- _Recorded data_:
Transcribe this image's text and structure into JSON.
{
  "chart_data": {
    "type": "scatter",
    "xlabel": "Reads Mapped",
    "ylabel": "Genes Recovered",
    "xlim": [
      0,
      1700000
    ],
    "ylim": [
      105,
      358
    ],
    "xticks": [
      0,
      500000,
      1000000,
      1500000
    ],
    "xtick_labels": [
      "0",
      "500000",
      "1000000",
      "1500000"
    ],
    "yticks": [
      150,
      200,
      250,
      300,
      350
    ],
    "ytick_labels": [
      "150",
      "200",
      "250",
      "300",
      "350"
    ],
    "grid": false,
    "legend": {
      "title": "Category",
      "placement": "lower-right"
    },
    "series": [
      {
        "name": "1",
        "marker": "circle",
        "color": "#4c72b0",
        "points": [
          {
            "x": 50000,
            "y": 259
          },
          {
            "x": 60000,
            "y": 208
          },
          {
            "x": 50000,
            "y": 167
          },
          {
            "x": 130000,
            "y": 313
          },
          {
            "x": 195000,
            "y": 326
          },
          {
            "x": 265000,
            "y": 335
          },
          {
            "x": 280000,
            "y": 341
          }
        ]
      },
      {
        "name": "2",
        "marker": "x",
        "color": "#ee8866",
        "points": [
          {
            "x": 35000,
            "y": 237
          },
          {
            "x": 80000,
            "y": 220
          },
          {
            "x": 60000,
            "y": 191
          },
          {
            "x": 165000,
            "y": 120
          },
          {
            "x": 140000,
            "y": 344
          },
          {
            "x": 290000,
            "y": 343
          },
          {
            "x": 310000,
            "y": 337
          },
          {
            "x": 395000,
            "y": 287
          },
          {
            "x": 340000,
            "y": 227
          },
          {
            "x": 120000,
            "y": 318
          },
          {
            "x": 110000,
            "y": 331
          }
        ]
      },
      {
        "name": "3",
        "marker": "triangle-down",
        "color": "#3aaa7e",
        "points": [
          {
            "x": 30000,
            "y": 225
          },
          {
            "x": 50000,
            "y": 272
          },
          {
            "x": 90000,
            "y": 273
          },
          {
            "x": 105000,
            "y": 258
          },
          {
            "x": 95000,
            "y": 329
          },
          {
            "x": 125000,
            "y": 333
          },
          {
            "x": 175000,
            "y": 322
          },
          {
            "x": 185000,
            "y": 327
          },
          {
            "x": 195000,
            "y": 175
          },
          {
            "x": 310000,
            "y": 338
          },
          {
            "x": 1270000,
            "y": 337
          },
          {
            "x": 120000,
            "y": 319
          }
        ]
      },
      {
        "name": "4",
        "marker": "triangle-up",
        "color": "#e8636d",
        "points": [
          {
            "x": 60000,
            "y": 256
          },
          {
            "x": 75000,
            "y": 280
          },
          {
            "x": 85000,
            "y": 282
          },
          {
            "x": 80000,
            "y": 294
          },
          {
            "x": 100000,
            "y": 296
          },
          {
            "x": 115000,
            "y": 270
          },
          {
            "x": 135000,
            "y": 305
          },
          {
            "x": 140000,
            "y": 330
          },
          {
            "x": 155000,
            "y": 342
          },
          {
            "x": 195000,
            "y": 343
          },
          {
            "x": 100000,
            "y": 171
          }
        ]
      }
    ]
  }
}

- _Brief_: The full listing should be restated word for word.

- _Answer to this exercise_:
Transcribe this image's text and structure into JSON.
{
  "chart_data": {
    "type": "scatter",
    "xlabel": "Reads Mapped",
    "ylabel": "Genes Recovered",
    "xlim": [
      0,
      1700000
    ],
    "ylim": [
      105,
      358
    ],
    "xticks": [
      0,
      500000,
      1000000,
      1500000
    ],
    "xtick_labels": [
      "0",
      "500000",
      "1000000",
      "1500000"
    ],
    "yticks": [
      150,
      200,
      250,
      300,
      350
    ],
    "ytick_labels": [
      "150",
      "200",
      "250",
      "300",
      "350"
    ],
    "grid": false,
    "legend": {
      "title": "Category",
      "placement": "lower-right"
    },
    "series": [
      {
        "name": "1",
        "marker": "circle",
        "color": "#4c72b0",
        "points": [
          {
            "x": 50000,
            "y": 259
          },
          {
            "x": 60000,
            "y": 208
          },
          {
            "x": 50000,
            "y": 167
          },
          {
            "x": 130000,
            "y": 313
          },
          {
            "x": 195000,
            "y": 326
          },
          {
            "x": 265000,
            "y": 335
          },
          {
            "x": 280000,
            "y": 341
          }
        ]
      },
      {
        "name": "2",
        "marker": "x",
        "color": "#ee8866",
        "points": [
          {
            "x": 35000,
            "y": 237
          },
          {
            "x": 80000,
            "y": 220
          },
          {
            "x": 60000,
            "y": 191
          },
          {
            "x": 165000,
            "y": 120
          },
          {
            "x": 140000,
            "y": 344
          },
          {
            "x": 290000,
            "y": 343
          },
          {
            "x": 310000,
            "y": 337
          },
          {
            "x": 395000,
            "y": 287
          },
          {
            "x": 340000,
            "y": 227
          },
          {
            "x": 120000,
            "y": 318
          },
          {
            "x": 110000,
            "y": 331
          }
        ]
      },
      {
        "name": "3",
        "marker": "triangle-down",
        "color": "#3aaa7e",
        "points": [
          {
            "x": 30000,
            "y": 225
          },
          {
            "x": 50000,
            "y": 272
          },
          {
            "x": 90000,
            "y": 273
          },
          {
            "x": 105000,
            "y": 258
          },
          {
            "x": 95000,
            "y": 329
          },
          {
            "x": 125000,
            "y": 333
          },
          {
            "x": 175000,
            "y": 322
          },
          {
            "x": 185000,
            "y": 327
          },
          {
            "x": 195000,
            "y": 175
          },
          {
            "x": 310000,
            "y": 338
          },
          {
            "x": 1270000,
            "y": 337
          },
          {
            "x": 120000,
            "y": 319
          }
        ]
      },
      {
        "name": "4",
        "marker": "triangle-up",
        "color": "#e8636d",
        "points": [
          {
            "x": 60000,
            "y": 256
          },
          {
            "x": 75000,
            "y": 280
          },
          {
            "x": 85000,
            "y": 282
          },
          {
            "x": 80000,
            "y": 294
          },
          {
            "x": 100000,
            "y": 296
          },
          {
            "x": 115000,
            "y": 270
          },
          {
            "x": 135000,
            "y": 305
          },
          {
            "x": 140000,
            "y": 330
          },
          {
            "x": 155000,
            "y": 342
          },
          {
            "x": 195000,
            "y": 343
          },
          {
            "x": 100000,
            "y": 171
          }
        ]
      }
    ]
  }
}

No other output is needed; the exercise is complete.